• **Work to do**:
Transcribe every entry word for word. Skip the pictures.
start
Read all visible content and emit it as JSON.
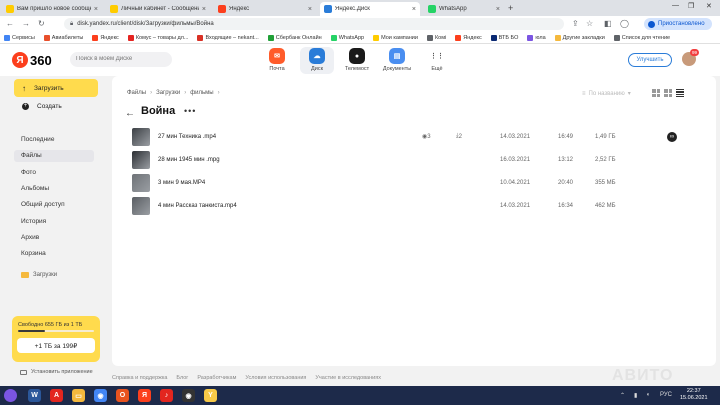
{
  "tabs": [
    {
      "label": "Вам пришло новое сообщение",
      "color": "#ffcc00"
    },
    {
      "label": "Личный кабинет - Сообщения",
      "color": "#ffcc00"
    },
    {
      "label": "Яндекс",
      "color": "#fc3f1d"
    },
    {
      "label": "Яндекс.Диск",
      "color": "#2a7cd8",
      "active": true
    },
    {
      "label": "WhatsApp",
      "color": "#25d366"
    }
  ],
  "address": {
    "url": "disk.yandex.ru/client/disk/Загрузки/фильмы/Война",
    "paused_label": "Приостановлено"
  },
  "bookmarks": [
    {
      "label": "Сервисы",
      "color": "#4285f4"
    },
    {
      "label": "Авиабилеты",
      "color": "#e84f2b"
    },
    {
      "label": "Яндекс",
      "color": "#fc3f1d"
    },
    {
      "label": "Комус – товары дл...",
      "color": "#e52421"
    },
    {
      "label": "Входящие – nekant...",
      "color": "#d93025"
    },
    {
      "label": "Сбербанк Онлайн",
      "color": "#21a038"
    },
    {
      "label": "WhatsApp",
      "color": "#25d366"
    },
    {
      "label": "Мои кампании",
      "color": "#ffcc00"
    },
    {
      "label": "Комі",
      "color": "#5f6368"
    },
    {
      "label": "Яндекс",
      "color": "#fc3f1d"
    },
    {
      "label": "ВТБ БО",
      "color": "#0a2973"
    },
    {
      "label": "юла",
      "color": "#7b55e2"
    },
    {
      "label": "Другие закладки",
      "color": "#f5b93d"
    },
    {
      "label": "Список для чтение",
      "color": "#5f6368"
    }
  ],
  "header": {
    "logo_letter": "Я",
    "logo_number": "360",
    "search_placeholder": "Поиск в моём Диске",
    "services": [
      {
        "label": "Почта",
        "color": "#ff5c2b",
        "glyph": "✉"
      },
      {
        "label": "Диск",
        "color": "#2a7cd8",
        "glyph": "☁",
        "active": true
      },
      {
        "label": "Телемост",
        "color": "#1a1a1a",
        "glyph": "●"
      },
      {
        "label": "Документы",
        "color": "#4a8ef0",
        "glyph": "▤"
      },
      {
        "label": "Ещё",
        "color": "#ffffff",
        "glyph": "⋮⋮"
      }
    ],
    "upgrade_label": "Улучшить",
    "badge_count": "99"
  },
  "sidebar": {
    "upload_label": "Загрузить",
    "create_label": "Создать",
    "items": [
      {
        "label": "Последние"
      },
      {
        "label": "Файлы",
        "active": true
      },
      {
        "label": "Фото"
      },
      {
        "label": "Альбомы"
      },
      {
        "label": "Общий доступ"
      },
      {
        "label": "История"
      },
      {
        "label": "Архив"
      },
      {
        "label": "Корзина"
      }
    ],
    "folder_label": "Загрузки",
    "storage_text": "Свободно 655 ГБ из 1 ТБ",
    "storage_used_fraction": 0.36,
    "storage_button": "+1 ТБ за 199₽",
    "install_label": "Установить приложение"
  },
  "main": {
    "breadcrumbs": [
      "Файлы",
      "Загрузки",
      "фильмы"
    ],
    "sort_label": "По названию",
    "folder_title": "Война",
    "files": [
      {
        "name": "27 мин Техника .mp4",
        "views": "3",
        "downloads": "2",
        "date": "14.03.2021",
        "time": "16:49",
        "size": "1,49 ГБ",
        "thumb": "#3b3f44",
        "shared": true
      },
      {
        "name": "28 мин 1945 мин .mpg",
        "views": "",
        "downloads": "",
        "date": "16.03.2021",
        "time": "13:12",
        "size": "2,52 ГБ",
        "thumb": "#2b2e33",
        "shared": false
      },
      {
        "name": "3 мин 9 мая.МР4",
        "views": "",
        "downloads": "",
        "date": "10.04.2021",
        "time": "20:40",
        "size": "355 МБ",
        "thumb": "#6e7277",
        "shared": false
      },
      {
        "name": "4 мин Рассказ танкиста.mp4",
        "views": "",
        "downloads": "",
        "date": "14.03.2021",
        "time": "16:34",
        "size": "462 МБ",
        "thumb": "#5a5e63",
        "shared": false
      }
    ]
  },
  "footer": {
    "links": [
      "Справка и поддержка",
      "Блог",
      "Разработчикам",
      "Условия использования",
      "Участие в исследованиях"
    ],
    "watermark": "АВИТО"
  },
  "taskbar": {
    "apps": [
      {
        "name": "word-app-icon",
        "color": "#2b579a",
        "glyph": "W"
      },
      {
        "name": "pdf-app-icon",
        "color": "#e3261f",
        "glyph": "A"
      },
      {
        "name": "explorer-app-icon",
        "color": "#f5b93d",
        "glyph": "▭"
      },
      {
        "name": "chrome-app-icon",
        "color": "#4285f4",
        "glyph": "◉"
      },
      {
        "name": "opera-app-icon",
        "color": "#e8531f",
        "glyph": "O"
      },
      {
        "name": "yandex-app-icon",
        "color": "#fc3f1d",
        "glyph": "Я"
      },
      {
        "name": "yandex-music-app-icon",
        "color": "#e3261f",
        "glyph": "♪"
      },
      {
        "name": "media-app-icon",
        "color": "#333333",
        "glyph": "◉"
      },
      {
        "name": "browser-app-icon",
        "color": "#f7c948",
        "glyph": "Y"
      }
    ],
    "lang": "РУС",
    "time": "22:37",
    "date": "15.06.2021"
  }
}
end
• **Output below**:
Read all visible content and emit it as JSON.
{
  "tabs": [
    {
      "label": "Вам пришло новое сообщение",
      "color": "#ffcc00"
    },
    {
      "label": "Личный кабинет - Сообщения",
      "color": "#ffcc00"
    },
    {
      "label": "Яндекс",
      "color": "#fc3f1d"
    },
    {
      "label": "Яндекс.Диск",
      "color": "#2a7cd8",
      "active": true
    },
    {
      "label": "WhatsApp",
      "color": "#25d366"
    }
  ],
  "address": {
    "url": "disk.yandex.ru/client/disk/Загрузки/фильмы/Война",
    "paused_label": "Приостановлено"
  },
  "bookmarks": [
    {
      "label": "Сервисы",
      "color": "#4285f4"
    },
    {
      "label": "Авиабилеты",
      "color": "#e84f2b"
    },
    {
      "label": "Яндекс",
      "color": "#fc3f1d"
    },
    {
      "label": "Комус – товары дл...",
      "color": "#e52421"
    },
    {
      "label": "Входящие – nekant...",
      "color": "#d93025"
    },
    {
      "label": "Сбербанк Онлайн",
      "color": "#21a038"
    },
    {
      "label": "WhatsApp",
      "color": "#25d366"
    },
    {
      "label": "Мои кампании",
      "color": "#ffcc00"
    },
    {
      "label": "Комі",
      "color": "#5f6368"
    },
    {
      "label": "Яндекс",
      "color": "#fc3f1d"
    },
    {
      "label": "ВТБ БО",
      "color": "#0a2973"
    },
    {
      "label": "юла",
      "color": "#7b55e2"
    },
    {
      "label": "Другие закладки",
      "color": "#f5b93d"
    },
    {
      "label": "Список для чтение",
      "color": "#5f6368"
    }
  ],
  "header": {
    "logo_letter": "Я",
    "logo_number": "360",
    "search_placeholder": "Поиск в моём Диске",
    "services": [
      {
        "label": "Почта",
        "color": "#ff5c2b",
        "glyph": "✉"
      },
      {
        "label": "Диск",
        "color": "#2a7cd8",
        "glyph": "☁",
        "active": true
      },
      {
        "label": "Телемост",
        "color": "#1a1a1a",
        "glyph": "●"
      },
      {
        "label": "Документы",
        "color": "#4a8ef0",
        "glyph": "▤"
      },
      {
        "label": "Ещё",
        "color": "#ffffff",
        "glyph": "⋮⋮"
      }
    ],
    "upgrade_label": "Улучшить",
    "badge_count": "99"
  },
  "sidebar": {
    "upload_label": "Загрузить",
    "create_label": "Создать",
    "items": [
      {
        "label": "Последние"
      },
      {
        "label": "Файлы",
        "active": true
      },
      {
        "label": "Фото"
      },
      {
        "label": "Альбомы"
      },
      {
        "label": "Общий доступ"
      },
      {
        "label": "История"
      },
      {
        "label": "Архив"
      },
      {
        "label": "Корзина"
      }
    ],
    "folder_label": "Загрузки",
    "storage_text": "Свободно 655 ГБ из 1 ТБ",
    "storage_used_fraction": 0.36,
    "storage_button": "+1 ТБ за 199₽",
    "install_label": "Установить приложение"
  },
  "main": {
    "breadcrumbs": [
      "Файлы",
      "Загрузки",
      "фильмы"
    ],
    "sort_label": "По названию",
    "folder_title": "Война",
    "files": [
      {
        "name": "27 мин Техника .mp4",
        "views": "3",
        "downloads": "2",
        "date": "14.03.2021",
        "time": "16:49",
        "size": "1,49 ГБ",
        "thumb": "#3b3f44",
        "shared": true
      },
      {
        "name": "28 мин 1945 мин .mpg",
        "views": "",
        "downloads": "",
        "date": "16.03.2021",
        "time": "13:12",
        "size": "2,52 ГБ",
        "thumb": "#2b2e33",
        "shared": false
      },
      {
        "name": "3 мин 9 мая.МР4",
        "views": "",
        "downloads": "",
        "date": "10.04.2021",
        "time": "20:40",
        "size": "355 МБ",
        "thumb": "#6e7277",
        "shared": false
      },
      {
        "name": "4 мин Рассказ танкиста.mp4",
        "views": "",
        "downloads": "",
        "date": "14.03.2021",
        "time": "16:34",
        "size": "462 МБ",
        "thumb": "#5a5e63",
        "shared": false
      }
    ]
  },
  "footer": {
    "links": [
      "Справка и поддержка",
      "Блог",
      "Разработчикам",
      "Условия использования",
      "Участие в исследованиях"
    ],
    "watermark": "АВИТО"
  },
  "taskbar": {
    "apps": [
      {
        "name": "word-app-icon",
        "color": "#2b579a",
        "glyph": "W"
      },
      {
        "name": "pdf-app-icon",
        "color": "#e3261f",
        "glyph": "A"
      },
      {
        "name": "explorer-app-icon",
        "color": "#f5b93d",
        "glyph": "▭"
      },
      {
        "name": "chrome-app-icon",
        "color": "#4285f4",
        "glyph": "◉"
      },
      {
        "name": "opera-app-icon",
        "color": "#e8531f",
        "glyph": "O"
      },
      {
        "name": "yandex-app-icon",
        "color": "#fc3f1d",
        "glyph": "Я"
      },
      {
        "name": "yandex-music-app-icon",
        "color": "#e3261f",
        "glyph": "♪"
      },
      {
        "name": "media-app-icon",
        "color": "#333333",
        "glyph": "◉"
      },
      {
        "name": "browser-app-icon",
        "color": "#f7c948",
        "glyph": "Y"
      }
    ],
    "lang": "РУС",
    "time": "22:37",
    "date": "15.06.2021"
  }
}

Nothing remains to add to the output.